### Exercise objective
All the data below goes into the copy word for word, but the pictures don't.

### Figure dataset records
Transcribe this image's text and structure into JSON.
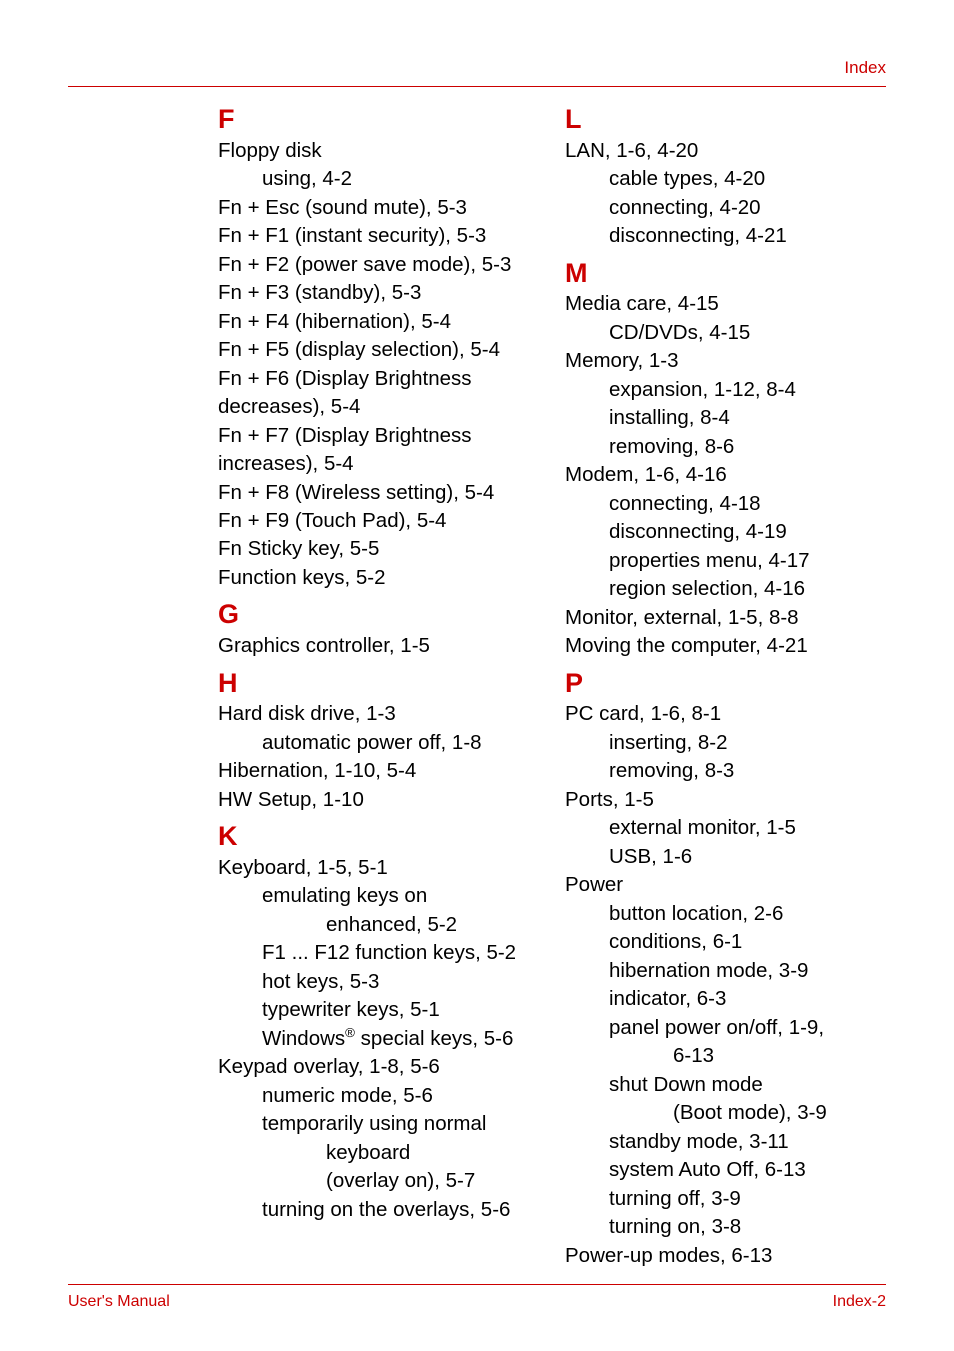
{
  "header": {
    "label": "Index"
  },
  "footer": {
    "left": "User's Manual",
    "right": "Index-2"
  },
  "colors": {
    "accent": "#cc0000",
    "text": "#000000",
    "background": "#ffffff"
  },
  "left": {
    "F": [
      {
        "t": "Floppy disk"
      },
      {
        "t": "using, 4-2",
        "lvl": 1
      },
      {
        "t": "Fn + Esc (sound mute), 5-3"
      },
      {
        "t": "Fn + F1 (instant security), 5-3"
      },
      {
        "t": "Fn + F2 (power save mode), 5-3"
      },
      {
        "t": "Fn + F3 (standby), 5-3"
      },
      {
        "t": "Fn + F4 (hibernation), 5-4"
      },
      {
        "t": "Fn + F5 (display selection), 5-4"
      },
      {
        "t": "Fn + F6 (Display Brightness decreases), 5-4"
      },
      {
        "t": "Fn + F7 (Display Brightness increases), 5-4"
      },
      {
        "t": "Fn + F8 (Wireless setting), 5-4"
      },
      {
        "t": "Fn + F9 (Touch Pad), 5-4"
      },
      {
        "t": "Fn Sticky key, 5-5"
      },
      {
        "t": "Function keys, 5-2"
      }
    ],
    "G": [
      {
        "t": "Graphics controller, 1-5"
      }
    ],
    "H": [
      {
        "t": "Hard disk drive, 1-3"
      },
      {
        "t": "automatic power off, 1-8",
        "lvl": 1
      },
      {
        "t": "Hibernation, 1-10, 5-4"
      },
      {
        "t": "HW Setup, 1-10"
      }
    ],
    "K": [
      {
        "t": "Keyboard, 1-5, 5-1"
      },
      {
        "t": "emulating keys on",
        "lvl": 1
      },
      {
        "t": "enhanced, 5-2",
        "lvl": 2
      },
      {
        "t": "F1 ... F12 function keys, 5-2",
        "lvl": 1
      },
      {
        "t": "hot keys, 5-3",
        "lvl": 1
      },
      {
        "t": "typewriter keys, 5-1",
        "lvl": 1
      },
      {
        "t": "Windows<sup>®</sup> special keys, 5-6",
        "lvl": 1,
        "html": true
      },
      {
        "t": "Keypad overlay, 1-8, 5-6"
      },
      {
        "t": "numeric mode, 5-6",
        "lvl": 1
      },
      {
        "t": "temporarily using normal",
        "lvl": 1
      },
      {
        "t": "keyboard",
        "lvl": 2
      },
      {
        "t": "(overlay on), 5-7",
        "lvl": 2
      },
      {
        "t": "turning on the overlays, 5-6",
        "lvl": 1
      }
    ]
  },
  "right": {
    "L": [
      {
        "t": "LAN, 1-6, 4-20"
      },
      {
        "t": "cable types, 4-20",
        "lvl": 1
      },
      {
        "t": "connecting, 4-20",
        "lvl": 1
      },
      {
        "t": "disconnecting, 4-21",
        "lvl": 1
      }
    ],
    "M": [
      {
        "t": "Media care, 4-15"
      },
      {
        "t": "CD/DVDs, 4-15",
        "lvl": 1
      },
      {
        "t": "Memory, 1-3"
      },
      {
        "t": "expansion, 1-12, 8-4",
        "lvl": 1
      },
      {
        "t": "installing, 8-4",
        "lvl": 1
      },
      {
        "t": "removing, 8-6",
        "lvl": 1
      },
      {
        "t": "Modem, 1-6, 4-16"
      },
      {
        "t": "connecting, 4-18",
        "lvl": 1
      },
      {
        "t": "disconnecting, 4-19",
        "lvl": 1
      },
      {
        "t": "properties menu, 4-17",
        "lvl": 1
      },
      {
        "t": "region selection, 4-16",
        "lvl": 1
      },
      {
        "t": "Monitor, external, 1-5, 8-8"
      },
      {
        "t": "Moving the computer, 4-21"
      }
    ],
    "P": [
      {
        "t": "PC card, 1-6, 8-1"
      },
      {
        "t": "inserting, 8-2",
        "lvl": 1
      },
      {
        "t": "removing, 8-3",
        "lvl": 1
      },
      {
        "t": "Ports, 1-5"
      },
      {
        "t": "external monitor, 1-5",
        "lvl": 1
      },
      {
        "t": "USB, 1-6",
        "lvl": 1
      },
      {
        "t": "Power"
      },
      {
        "t": "button location, 2-6",
        "lvl": 1
      },
      {
        "t": "conditions, 6-1",
        "lvl": 1
      },
      {
        "t": "hibernation mode, 3-9",
        "lvl": 1
      },
      {
        "t": "indicator, 6-3",
        "lvl": 1
      },
      {
        "t": "panel power on/off, 1-9,",
        "lvl": 1
      },
      {
        "t": "6-13",
        "lvl": 2
      },
      {
        "t": "shut Down mode",
        "lvl": 1
      },
      {
        "t": "(Boot mode), 3-9",
        "lvl": 2
      },
      {
        "t": "standby mode, 3-11",
        "lvl": 1
      },
      {
        "t": "system Auto Off, 6-13",
        "lvl": 1
      },
      {
        "t": "turning off, 3-9",
        "lvl": 1
      },
      {
        "t": "turning on, 3-8",
        "lvl": 1
      },
      {
        "t": "Power-up modes, 6-13"
      }
    ]
  }
}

### Finished exercise
Transcribe this image's text and structure into JSON.
{
  "header": {
    "label": "Index"
  },
  "footer": {
    "left": "User's Manual",
    "right": "Index-2"
  },
  "colors": {
    "accent": "#cc0000",
    "text": "#000000",
    "background": "#ffffff"
  },
  "left": {
    "F": [
      {
        "t": "Floppy disk"
      },
      {
        "t": "using, 4-2",
        "lvl": 1
      },
      {
        "t": "Fn + Esc (sound mute), 5-3"
      },
      {
        "t": "Fn + F1 (instant security), 5-3"
      },
      {
        "t": "Fn + F2 (power save mode), 5-3"
      },
      {
        "t": "Fn + F3 (standby), 5-3"
      },
      {
        "t": "Fn + F4 (hibernation), 5-4"
      },
      {
        "t": "Fn + F5 (display selection), 5-4"
      },
      {
        "t": "Fn + F6 (Display Brightness decreases), 5-4"
      },
      {
        "t": "Fn + F7 (Display Brightness increases), 5-4"
      },
      {
        "t": "Fn + F8 (Wireless setting), 5-4"
      },
      {
        "t": "Fn + F9 (Touch Pad), 5-4"
      },
      {
        "t": "Fn Sticky key, 5-5"
      },
      {
        "t": "Function keys, 5-2"
      }
    ],
    "G": [
      {
        "t": "Graphics controller, 1-5"
      }
    ],
    "H": [
      {
        "t": "Hard disk drive, 1-3"
      },
      {
        "t": "automatic power off, 1-8",
        "lvl": 1
      },
      {
        "t": "Hibernation, 1-10, 5-4"
      },
      {
        "t": "HW Setup, 1-10"
      }
    ],
    "K": [
      {
        "t": "Keyboard, 1-5, 5-1"
      },
      {
        "t": "emulating keys on",
        "lvl": 1
      },
      {
        "t": "enhanced, 5-2",
        "lvl": 2
      },
      {
        "t": "F1 ... F12 function keys, 5-2",
        "lvl": 1
      },
      {
        "t": "hot keys, 5-3",
        "lvl": 1
      },
      {
        "t": "typewriter keys, 5-1",
        "lvl": 1
      },
      {
        "t": "Windows<sup>®</sup> special keys, 5-6",
        "lvl": 1,
        "html": true
      },
      {
        "t": "Keypad overlay, 1-8, 5-6"
      },
      {
        "t": "numeric mode, 5-6",
        "lvl": 1
      },
      {
        "t": "temporarily using normal",
        "lvl": 1
      },
      {
        "t": "keyboard",
        "lvl": 2
      },
      {
        "t": "(overlay on), 5-7",
        "lvl": 2
      },
      {
        "t": "turning on the overlays, 5-6",
        "lvl": 1
      }
    ]
  },
  "right": {
    "L": [
      {
        "t": "LAN, 1-6, 4-20"
      },
      {
        "t": "cable types, 4-20",
        "lvl": 1
      },
      {
        "t": "connecting, 4-20",
        "lvl": 1
      },
      {
        "t": "disconnecting, 4-21",
        "lvl": 1
      }
    ],
    "M": [
      {
        "t": "Media care, 4-15"
      },
      {
        "t": "CD/DVDs, 4-15",
        "lvl": 1
      },
      {
        "t": "Memory, 1-3"
      },
      {
        "t": "expansion, 1-12, 8-4",
        "lvl": 1
      },
      {
        "t": "installing, 8-4",
        "lvl": 1
      },
      {
        "t": "removing, 8-6",
        "lvl": 1
      },
      {
        "t": "Modem, 1-6, 4-16"
      },
      {
        "t": "connecting, 4-18",
        "lvl": 1
      },
      {
        "t": "disconnecting, 4-19",
        "lvl": 1
      },
      {
        "t": "properties menu, 4-17",
        "lvl": 1
      },
      {
        "t": "region selection, 4-16",
        "lvl": 1
      },
      {
        "t": "Monitor, external, 1-5, 8-8"
      },
      {
        "t": "Moving the computer, 4-21"
      }
    ],
    "P": [
      {
        "t": "PC card, 1-6, 8-1"
      },
      {
        "t": "inserting, 8-2",
        "lvl": 1
      },
      {
        "t": "removing, 8-3",
        "lvl": 1
      },
      {
        "t": "Ports, 1-5"
      },
      {
        "t": "external monitor, 1-5",
        "lvl": 1
      },
      {
        "t": "USB, 1-6",
        "lvl": 1
      },
      {
        "t": "Power"
      },
      {
        "t": "button location, 2-6",
        "lvl": 1
      },
      {
        "t": "conditions, 6-1",
        "lvl": 1
      },
      {
        "t": "hibernation mode, 3-9",
        "lvl": 1
      },
      {
        "t": "indicator, 6-3",
        "lvl": 1
      },
      {
        "t": "panel power on/off, 1-9,",
        "lvl": 1
      },
      {
        "t": "6-13",
        "lvl": 2
      },
      {
        "t": "shut Down mode",
        "lvl": 1
      },
      {
        "t": "(Boot mode), 3-9",
        "lvl": 2
      },
      {
        "t": "standby mode, 3-11",
        "lvl": 1
      },
      {
        "t": "system Auto Off, 6-13",
        "lvl": 1
      },
      {
        "t": "turning off, 3-9",
        "lvl": 1
      },
      {
        "t": "turning on, 3-8",
        "lvl": 1
      },
      {
        "t": "Power-up modes, 6-13"
      }
    ]
  }
}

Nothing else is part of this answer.